- Set exercise:
Reproduce all records exactly.
━━━━━━━━━━━━━━━━━━━━
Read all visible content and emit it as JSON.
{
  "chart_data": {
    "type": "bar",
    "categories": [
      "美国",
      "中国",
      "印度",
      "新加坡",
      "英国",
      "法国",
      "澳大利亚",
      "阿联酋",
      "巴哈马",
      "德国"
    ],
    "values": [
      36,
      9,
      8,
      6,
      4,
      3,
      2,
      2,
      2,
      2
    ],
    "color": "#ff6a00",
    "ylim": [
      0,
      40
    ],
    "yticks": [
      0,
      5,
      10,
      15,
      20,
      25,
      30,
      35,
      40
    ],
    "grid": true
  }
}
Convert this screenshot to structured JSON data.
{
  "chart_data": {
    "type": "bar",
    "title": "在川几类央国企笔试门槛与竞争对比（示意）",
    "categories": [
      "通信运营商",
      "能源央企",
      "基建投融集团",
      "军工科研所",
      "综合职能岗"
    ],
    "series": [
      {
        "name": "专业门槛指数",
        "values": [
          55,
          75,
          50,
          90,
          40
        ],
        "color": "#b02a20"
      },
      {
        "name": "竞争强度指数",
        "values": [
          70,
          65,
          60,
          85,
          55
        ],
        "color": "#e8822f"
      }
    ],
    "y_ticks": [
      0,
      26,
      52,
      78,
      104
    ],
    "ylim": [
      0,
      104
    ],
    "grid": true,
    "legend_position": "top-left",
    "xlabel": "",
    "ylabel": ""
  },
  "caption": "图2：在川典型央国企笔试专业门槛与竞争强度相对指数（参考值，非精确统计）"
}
━━━━━━━━━━━━━━━━━━━━
- Expected answer:
Read all visible content and emit it as JSON.
{
  "chart_data": {
    "type": "bar",
    "categories": [
      "美国",
      "中国",
      "印度",
      "新加坡",
      "英国",
      "法国",
      "澳大利亚",
      "阿联酋",
      "巴哈马",
      "德国"
    ],
    "values": [
      36,
      9,
      8,
      6,
      4,
      3,
      2,
      2,
      2,
      2
    ],
    "color": "#ff6a00",
    "ylim": [
      0,
      40
    ],
    "yticks": [
      0,
      5,
      10,
      15,
      20,
      25,
      30,
      35,
      40
    ],
    "grid": true
  }
}
Convert this screenshot to structured JSON data.
{
  "chart_data": {
    "type": "bar",
    "title": "在川几类央国企笔试门槛与竞争对比（示意）",
    "categories": [
      "通信运营商",
      "能源央企",
      "基建投融集团",
      "军工科研所",
      "综合职能岗"
    ],
    "series": [
      {
        "name": "专业门槛指数",
        "values": [
          55,
          75,
          50,
          90,
          40
        ],
        "color": "#b02a20"
      },
      {
        "name": "竞争强度指数",
        "values": [
          70,
          65,
          60,
          85,
          55
        ],
        "color": "#e8822f"
      }
    ],
    "y_ticks": [
      0,
      26,
      52,
      78,
      104
    ],
    "ylim": [
      0,
      104
    ],
    "grid": true,
    "legend_position": "top-left",
    "xlabel": "",
    "ylabel": ""
  },
  "caption": "图2：在川典型央国企笔试专业门槛与竞争强度相对指数（参考值，非精确统计）"
}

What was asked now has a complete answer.